■ Exercise
Search the material below for the word "JSON". Copy every line that has it.

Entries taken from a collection
============================================================
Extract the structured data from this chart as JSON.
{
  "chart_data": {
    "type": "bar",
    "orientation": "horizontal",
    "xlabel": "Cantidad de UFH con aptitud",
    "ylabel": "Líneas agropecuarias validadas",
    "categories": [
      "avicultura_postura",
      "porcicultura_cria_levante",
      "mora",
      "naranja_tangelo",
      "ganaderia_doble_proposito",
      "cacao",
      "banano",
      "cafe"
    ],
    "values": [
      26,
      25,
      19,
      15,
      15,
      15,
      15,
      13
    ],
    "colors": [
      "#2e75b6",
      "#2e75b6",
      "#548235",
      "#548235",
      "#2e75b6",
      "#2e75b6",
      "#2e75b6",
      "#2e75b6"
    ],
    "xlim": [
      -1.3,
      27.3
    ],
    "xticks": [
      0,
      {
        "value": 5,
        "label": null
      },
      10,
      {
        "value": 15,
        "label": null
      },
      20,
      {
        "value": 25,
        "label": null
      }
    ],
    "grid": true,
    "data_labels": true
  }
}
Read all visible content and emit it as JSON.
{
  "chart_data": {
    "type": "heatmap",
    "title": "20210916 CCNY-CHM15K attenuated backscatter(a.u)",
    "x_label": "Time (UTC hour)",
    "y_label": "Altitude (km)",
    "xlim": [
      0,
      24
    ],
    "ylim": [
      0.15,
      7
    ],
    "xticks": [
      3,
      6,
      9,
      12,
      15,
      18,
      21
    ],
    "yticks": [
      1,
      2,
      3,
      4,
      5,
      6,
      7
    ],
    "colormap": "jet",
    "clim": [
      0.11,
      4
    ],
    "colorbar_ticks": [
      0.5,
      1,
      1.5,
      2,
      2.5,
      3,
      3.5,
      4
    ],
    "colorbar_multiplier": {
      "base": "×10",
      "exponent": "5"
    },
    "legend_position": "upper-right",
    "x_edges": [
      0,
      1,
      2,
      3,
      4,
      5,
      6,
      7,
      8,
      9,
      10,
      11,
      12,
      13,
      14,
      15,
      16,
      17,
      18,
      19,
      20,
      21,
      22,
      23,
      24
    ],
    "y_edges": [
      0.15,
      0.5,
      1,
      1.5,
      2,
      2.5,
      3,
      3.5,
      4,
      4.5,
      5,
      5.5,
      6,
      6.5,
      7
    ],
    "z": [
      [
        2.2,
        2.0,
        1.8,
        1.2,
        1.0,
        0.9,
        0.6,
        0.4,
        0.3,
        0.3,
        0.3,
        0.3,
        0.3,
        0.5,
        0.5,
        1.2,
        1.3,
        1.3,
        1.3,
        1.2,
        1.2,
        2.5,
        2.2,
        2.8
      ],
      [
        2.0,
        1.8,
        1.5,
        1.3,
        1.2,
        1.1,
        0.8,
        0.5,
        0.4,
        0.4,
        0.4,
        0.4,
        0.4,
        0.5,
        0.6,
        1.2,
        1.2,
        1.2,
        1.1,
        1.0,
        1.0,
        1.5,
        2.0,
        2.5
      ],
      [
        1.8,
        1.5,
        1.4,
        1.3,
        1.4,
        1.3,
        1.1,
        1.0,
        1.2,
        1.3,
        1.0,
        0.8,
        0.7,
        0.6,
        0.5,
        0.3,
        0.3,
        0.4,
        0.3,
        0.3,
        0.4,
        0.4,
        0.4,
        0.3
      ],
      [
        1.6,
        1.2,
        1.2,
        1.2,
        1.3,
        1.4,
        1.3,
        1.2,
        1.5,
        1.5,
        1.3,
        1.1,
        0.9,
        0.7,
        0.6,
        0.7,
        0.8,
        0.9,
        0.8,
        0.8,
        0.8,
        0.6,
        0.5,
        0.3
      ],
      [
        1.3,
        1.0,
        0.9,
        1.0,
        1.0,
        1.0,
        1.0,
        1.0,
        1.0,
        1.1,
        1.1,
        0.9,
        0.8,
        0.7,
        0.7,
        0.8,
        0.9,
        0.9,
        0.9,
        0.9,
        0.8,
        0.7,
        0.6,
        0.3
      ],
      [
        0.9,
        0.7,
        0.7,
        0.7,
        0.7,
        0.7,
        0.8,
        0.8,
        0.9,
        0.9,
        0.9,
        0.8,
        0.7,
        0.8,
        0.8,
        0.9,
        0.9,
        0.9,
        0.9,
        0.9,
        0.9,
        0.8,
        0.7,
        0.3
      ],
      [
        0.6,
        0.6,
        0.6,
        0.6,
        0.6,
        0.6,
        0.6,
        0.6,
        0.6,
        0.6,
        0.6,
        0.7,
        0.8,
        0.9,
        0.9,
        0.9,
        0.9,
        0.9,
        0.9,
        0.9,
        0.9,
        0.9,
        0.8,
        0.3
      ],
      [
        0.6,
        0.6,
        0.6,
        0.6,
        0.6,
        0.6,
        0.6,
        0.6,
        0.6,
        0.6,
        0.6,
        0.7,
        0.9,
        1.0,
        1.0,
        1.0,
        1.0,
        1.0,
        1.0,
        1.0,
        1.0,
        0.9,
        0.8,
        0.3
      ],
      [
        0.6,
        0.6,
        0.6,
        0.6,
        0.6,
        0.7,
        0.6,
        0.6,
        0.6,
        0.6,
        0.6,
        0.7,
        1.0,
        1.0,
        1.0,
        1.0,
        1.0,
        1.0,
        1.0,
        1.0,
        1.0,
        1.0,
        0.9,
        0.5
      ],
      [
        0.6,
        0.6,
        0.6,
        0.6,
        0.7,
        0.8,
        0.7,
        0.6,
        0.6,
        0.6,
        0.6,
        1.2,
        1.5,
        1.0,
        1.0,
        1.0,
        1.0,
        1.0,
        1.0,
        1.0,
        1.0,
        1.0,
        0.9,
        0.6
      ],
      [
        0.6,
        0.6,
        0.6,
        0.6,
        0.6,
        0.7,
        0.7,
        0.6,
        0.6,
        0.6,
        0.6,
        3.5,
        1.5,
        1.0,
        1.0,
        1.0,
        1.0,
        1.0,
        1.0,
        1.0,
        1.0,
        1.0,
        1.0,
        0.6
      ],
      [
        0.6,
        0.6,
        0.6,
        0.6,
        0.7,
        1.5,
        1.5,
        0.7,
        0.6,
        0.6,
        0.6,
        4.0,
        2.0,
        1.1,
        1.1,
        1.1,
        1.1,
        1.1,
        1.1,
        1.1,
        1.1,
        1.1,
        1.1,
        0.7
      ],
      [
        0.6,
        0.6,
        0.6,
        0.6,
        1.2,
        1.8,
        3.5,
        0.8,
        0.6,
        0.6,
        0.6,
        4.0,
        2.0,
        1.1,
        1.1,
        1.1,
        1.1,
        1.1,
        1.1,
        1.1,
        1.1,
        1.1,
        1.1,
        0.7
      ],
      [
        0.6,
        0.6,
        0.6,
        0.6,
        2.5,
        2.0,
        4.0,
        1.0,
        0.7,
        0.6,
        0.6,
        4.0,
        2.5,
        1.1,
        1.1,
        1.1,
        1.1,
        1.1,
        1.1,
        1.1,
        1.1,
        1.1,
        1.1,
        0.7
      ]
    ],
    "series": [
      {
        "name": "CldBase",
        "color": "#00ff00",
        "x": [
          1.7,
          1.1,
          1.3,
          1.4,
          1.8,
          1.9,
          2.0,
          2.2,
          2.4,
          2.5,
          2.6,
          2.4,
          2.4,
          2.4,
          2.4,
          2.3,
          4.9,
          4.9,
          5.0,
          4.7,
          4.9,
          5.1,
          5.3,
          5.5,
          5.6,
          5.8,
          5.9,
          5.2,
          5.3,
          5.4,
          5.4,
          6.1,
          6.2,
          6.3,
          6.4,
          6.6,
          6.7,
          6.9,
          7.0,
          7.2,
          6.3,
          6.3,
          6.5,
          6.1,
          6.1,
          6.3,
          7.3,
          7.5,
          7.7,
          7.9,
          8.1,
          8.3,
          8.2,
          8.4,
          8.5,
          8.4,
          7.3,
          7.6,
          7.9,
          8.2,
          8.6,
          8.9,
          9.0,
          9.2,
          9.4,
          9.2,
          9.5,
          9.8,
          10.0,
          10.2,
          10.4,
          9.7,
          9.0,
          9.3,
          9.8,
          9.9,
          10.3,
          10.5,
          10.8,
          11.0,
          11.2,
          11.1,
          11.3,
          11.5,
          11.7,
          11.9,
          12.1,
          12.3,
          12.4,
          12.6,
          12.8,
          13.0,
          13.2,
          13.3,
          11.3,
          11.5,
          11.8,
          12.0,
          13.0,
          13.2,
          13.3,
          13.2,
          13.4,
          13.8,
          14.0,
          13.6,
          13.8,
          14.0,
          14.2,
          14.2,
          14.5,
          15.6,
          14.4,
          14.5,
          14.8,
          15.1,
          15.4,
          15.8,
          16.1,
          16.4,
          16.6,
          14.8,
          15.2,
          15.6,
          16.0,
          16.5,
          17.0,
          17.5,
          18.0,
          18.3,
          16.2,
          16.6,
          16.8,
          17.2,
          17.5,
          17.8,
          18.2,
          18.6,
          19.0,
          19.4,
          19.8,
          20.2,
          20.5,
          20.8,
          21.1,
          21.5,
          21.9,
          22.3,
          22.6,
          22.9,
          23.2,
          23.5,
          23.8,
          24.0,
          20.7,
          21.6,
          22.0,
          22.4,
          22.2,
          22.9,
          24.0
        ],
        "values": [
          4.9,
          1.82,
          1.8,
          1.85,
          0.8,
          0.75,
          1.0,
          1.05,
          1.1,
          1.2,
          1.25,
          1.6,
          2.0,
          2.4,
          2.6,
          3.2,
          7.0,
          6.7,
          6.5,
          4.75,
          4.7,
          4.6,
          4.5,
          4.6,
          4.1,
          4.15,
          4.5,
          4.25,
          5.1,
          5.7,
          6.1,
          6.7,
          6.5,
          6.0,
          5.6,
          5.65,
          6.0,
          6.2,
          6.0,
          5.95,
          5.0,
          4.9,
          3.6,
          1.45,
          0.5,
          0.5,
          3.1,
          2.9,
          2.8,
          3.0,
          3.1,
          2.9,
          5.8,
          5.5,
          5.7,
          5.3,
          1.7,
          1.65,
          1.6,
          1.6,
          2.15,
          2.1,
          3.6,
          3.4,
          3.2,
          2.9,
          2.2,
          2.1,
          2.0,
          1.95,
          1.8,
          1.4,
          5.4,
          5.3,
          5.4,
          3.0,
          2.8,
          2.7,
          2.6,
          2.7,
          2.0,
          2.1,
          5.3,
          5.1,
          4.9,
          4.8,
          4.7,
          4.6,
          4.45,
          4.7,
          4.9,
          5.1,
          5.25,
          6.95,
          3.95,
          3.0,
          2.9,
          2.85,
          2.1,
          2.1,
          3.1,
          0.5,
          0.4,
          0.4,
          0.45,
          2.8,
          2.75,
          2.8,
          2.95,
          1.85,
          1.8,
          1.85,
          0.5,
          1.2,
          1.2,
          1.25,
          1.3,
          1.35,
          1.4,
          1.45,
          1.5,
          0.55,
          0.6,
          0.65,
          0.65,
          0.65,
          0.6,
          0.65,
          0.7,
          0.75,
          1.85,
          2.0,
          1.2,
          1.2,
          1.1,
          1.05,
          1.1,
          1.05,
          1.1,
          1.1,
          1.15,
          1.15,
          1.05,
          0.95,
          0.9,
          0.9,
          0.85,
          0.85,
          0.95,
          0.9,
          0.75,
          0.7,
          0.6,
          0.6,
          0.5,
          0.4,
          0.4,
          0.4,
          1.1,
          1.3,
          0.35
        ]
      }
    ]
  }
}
============================================================
■ Finished answer
Extract the structured data from this chart as JSON.
Read all visible content and emit it as JSON.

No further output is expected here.